#### PROBLEM TO WORK ON
Wherever the word "Prima" turns up in a line of the entries, copy that line.

#### TASK INPUTS
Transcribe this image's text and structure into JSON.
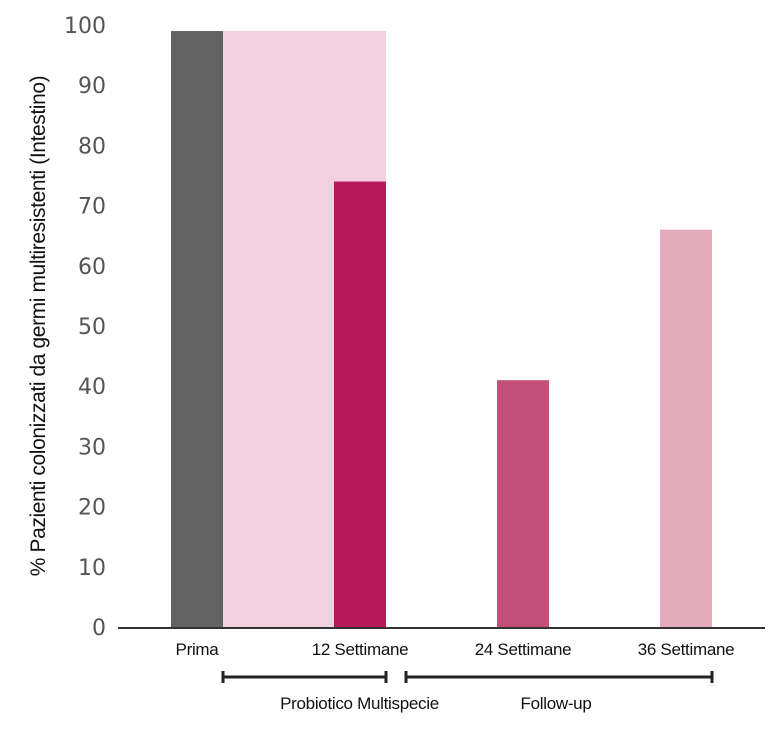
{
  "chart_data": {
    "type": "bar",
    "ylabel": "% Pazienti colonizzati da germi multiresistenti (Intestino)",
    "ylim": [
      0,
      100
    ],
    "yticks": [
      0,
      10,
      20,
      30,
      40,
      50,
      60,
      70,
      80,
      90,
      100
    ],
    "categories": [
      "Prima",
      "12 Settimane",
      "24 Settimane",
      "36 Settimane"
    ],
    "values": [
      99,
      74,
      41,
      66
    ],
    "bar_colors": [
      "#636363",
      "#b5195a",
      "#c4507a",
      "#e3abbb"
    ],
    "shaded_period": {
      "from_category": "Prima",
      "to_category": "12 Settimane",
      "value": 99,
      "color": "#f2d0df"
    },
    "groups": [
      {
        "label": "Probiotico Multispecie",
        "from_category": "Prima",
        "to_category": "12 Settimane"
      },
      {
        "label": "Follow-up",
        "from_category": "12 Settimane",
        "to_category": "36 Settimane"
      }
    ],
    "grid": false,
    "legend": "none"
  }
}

#### IN RESPONSE
      "Prima",
      "from_category": "Prima",
        "from_category": "Prima",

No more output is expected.